Most people are scared of marriage, and it is okay to be afraid.
People are fearful of many things.
But telling lies about marriage is just misleading.
These lies may hold you back if you aren’t married and want to be married someday.
I’ve heard people talk B.S about marriage because it didn’t work for them or someone they know.
Some people even bring back stuff that happened long ago.
And claim that’s what happens in marriages today.
And I thought I’d shed some positive light on marriage. To help you see it from someone in a good marriage.
So in this post, we’ll discuss nine lies people tell about marriage and why you should ignore them.
9 lies about marriage to scare you from getting married
1. Everything changes once you’re married
If you know your partner well, nothing will change when you tie the knot.
And knowing them well means living together for months before you decide to get married.
But as usual, some people frown at the idea of living together before marriage.
They think life is a fairytale.
And believe you’ve taken the magic out if you lived with your partner before marriage.
When you move in together after marriage, there’s some magic to experience.
Look! There’s no friggin magic.
Stop taking Disney movies too seriously.
Some couples don’t live together before marriage for religious reasons.
And that’s their choice.
But since I’m not religious, I believe there are many benefits for couples living together before marriage.
You’d understand each other on a deeper level.
And you’d know if they’re someone you want to be with for the rest of your life.
So when you finally tie the knot, you’d continue your lives as you were before the wedding.
After all these years, nothing has changed in my marriage.
If at all, things got better.
Please read Living Together Before Marriage – 9 Great Benefits.
2. The lie that marriage benefits the man more
Marriage is between two people.
You and your spouse are in it together.
So whatever your spouse benefits, you benefit too.
And the notion that a man benefits more from a marriage is a big lie.
I saw a comment where a wife said the man goes to work and gets more advanced, learns new tech, and stays ahead of his wife.
While the wife stays home, she doesn’t learn anything new about tech.
She stays on the couch all day and gets obese and depressed.
No one is stopping you from progressing as a person in your marriage.
As your husband goes to work and learns all this new stuff, why can’t you ask him about them?
Besides, the internet is available to use as we like.
So it is on you if you are not learning new stuff or taking your health seriously.
And let’s not forget that this couple possibly weren’t communicating with each other.
That’s why things got this bad.
And it is not every marriage that ends up like this.
That’s why it’s crucial you know who you are marrying.
3. All couples fight
Everyone says every couple fights.
I’ve said it so many times.
But I’m going to rephrase it that every couple argues.
And the more you know each other, the fewer arguments you’d have.
And again, the thought that every couple argues means the marriage isn’t working is taking it to the extreme.
Lots of couples argue and make up and have a stronger bond.
While some couples were incompatible from the onset, hence the frequent arguments and fights.
Or some couples don’t know how to communicate, so they argue more often than not.
Couples are different.
If you don’t know who you’re marrying, unnecessary arguments will continue.
So please take your time and know your partner before moving to the next stage.
Please don’t focus on unimportant stuff like magic.
Use the dating period to know each other well.
And arguments will occur less frequently.
Or you’d know how to resolve issues better.
4. You must have kids
Today, you can choose to have kids or not.
And they’d say, “you must have kids when you get married,” because some people do not discuss the important things.

◆ What you will do ◆
A – From the post on lies about marriage, transcribe the part that opens with the words containing "But I’m going" and closes with "to the extreme.", keeping every word and mark as it appears.
B – In the post on lies about marriage, why do some couples not live together before marriage?
The material after this point has no connection to the marriage post.

◆ Records shown ◆
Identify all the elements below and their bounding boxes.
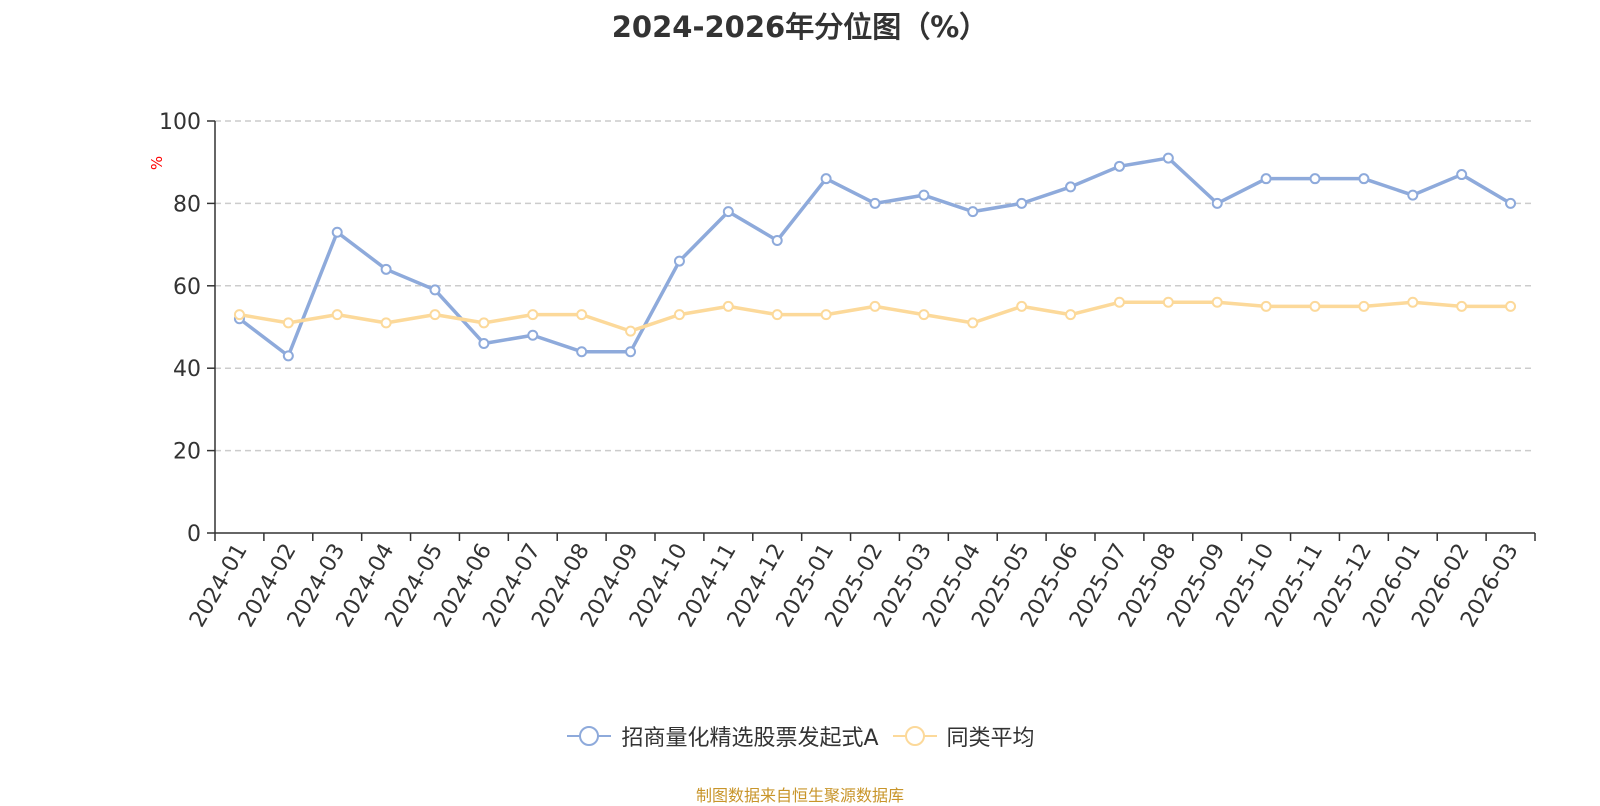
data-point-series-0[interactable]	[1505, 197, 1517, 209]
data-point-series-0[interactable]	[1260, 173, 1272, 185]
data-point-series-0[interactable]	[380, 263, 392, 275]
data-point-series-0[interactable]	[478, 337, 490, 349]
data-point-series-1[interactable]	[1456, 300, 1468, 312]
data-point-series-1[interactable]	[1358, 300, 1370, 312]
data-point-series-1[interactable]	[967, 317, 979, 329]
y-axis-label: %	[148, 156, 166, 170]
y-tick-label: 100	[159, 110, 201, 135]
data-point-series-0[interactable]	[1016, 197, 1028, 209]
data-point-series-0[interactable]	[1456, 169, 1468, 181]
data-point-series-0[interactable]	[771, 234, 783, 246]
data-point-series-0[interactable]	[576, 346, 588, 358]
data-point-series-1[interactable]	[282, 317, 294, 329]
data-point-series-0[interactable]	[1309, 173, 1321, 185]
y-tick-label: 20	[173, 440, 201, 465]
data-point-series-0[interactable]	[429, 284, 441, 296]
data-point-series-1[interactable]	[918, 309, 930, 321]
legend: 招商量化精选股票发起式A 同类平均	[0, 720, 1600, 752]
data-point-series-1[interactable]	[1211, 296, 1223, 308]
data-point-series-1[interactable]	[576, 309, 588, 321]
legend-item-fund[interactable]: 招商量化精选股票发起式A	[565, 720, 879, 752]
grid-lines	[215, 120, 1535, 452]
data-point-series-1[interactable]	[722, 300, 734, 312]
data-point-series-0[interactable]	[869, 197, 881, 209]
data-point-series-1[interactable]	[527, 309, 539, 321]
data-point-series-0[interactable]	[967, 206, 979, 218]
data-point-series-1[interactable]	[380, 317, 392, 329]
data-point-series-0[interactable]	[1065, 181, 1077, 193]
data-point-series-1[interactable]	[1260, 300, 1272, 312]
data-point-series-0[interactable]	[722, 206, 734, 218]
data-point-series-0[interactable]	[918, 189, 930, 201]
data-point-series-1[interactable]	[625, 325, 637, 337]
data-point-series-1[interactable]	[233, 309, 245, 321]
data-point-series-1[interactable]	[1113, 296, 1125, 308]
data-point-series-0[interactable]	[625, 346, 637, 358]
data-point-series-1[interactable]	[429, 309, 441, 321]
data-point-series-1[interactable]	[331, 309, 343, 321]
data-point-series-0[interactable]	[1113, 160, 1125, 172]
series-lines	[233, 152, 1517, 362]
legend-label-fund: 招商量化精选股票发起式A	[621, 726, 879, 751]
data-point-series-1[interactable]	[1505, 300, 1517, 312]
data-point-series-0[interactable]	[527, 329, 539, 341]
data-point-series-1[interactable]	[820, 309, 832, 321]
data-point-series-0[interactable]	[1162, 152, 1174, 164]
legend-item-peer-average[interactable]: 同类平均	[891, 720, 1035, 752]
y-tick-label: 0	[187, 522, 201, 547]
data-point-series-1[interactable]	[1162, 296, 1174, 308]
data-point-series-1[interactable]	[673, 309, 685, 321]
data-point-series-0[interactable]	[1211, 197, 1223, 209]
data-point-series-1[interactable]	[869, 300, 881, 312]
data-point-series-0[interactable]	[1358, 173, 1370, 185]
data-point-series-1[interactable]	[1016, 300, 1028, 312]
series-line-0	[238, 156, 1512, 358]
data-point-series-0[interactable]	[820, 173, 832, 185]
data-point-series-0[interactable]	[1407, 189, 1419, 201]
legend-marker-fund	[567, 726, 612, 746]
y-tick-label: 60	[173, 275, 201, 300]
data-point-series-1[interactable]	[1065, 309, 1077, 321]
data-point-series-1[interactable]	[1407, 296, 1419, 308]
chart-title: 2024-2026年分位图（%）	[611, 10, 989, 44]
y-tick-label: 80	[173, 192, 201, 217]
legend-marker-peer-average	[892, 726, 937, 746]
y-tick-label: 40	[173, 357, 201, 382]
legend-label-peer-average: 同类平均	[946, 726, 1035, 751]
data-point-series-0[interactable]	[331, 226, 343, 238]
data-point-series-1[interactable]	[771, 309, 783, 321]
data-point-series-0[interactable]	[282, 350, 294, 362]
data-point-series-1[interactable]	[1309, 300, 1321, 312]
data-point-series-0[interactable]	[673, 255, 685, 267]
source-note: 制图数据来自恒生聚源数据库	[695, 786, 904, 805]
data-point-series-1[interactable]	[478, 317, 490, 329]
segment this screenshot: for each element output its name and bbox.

* * *

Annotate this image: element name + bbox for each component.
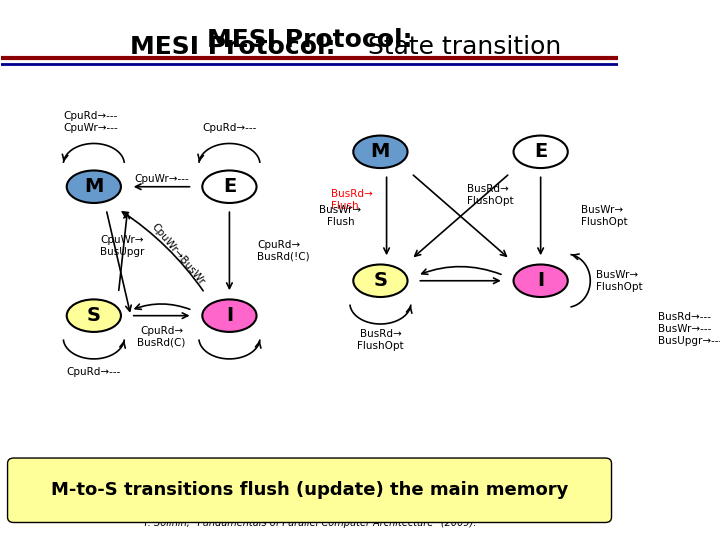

◆ Per-task answers ◆
A –
But I’m going to rephrase it that every couple argues.
And the more you know each other, the fewer arguments you’d have.
And again, the thought that every couple argues means the marriage isn’t working is taking it to the extreme.

B – For religious reasons.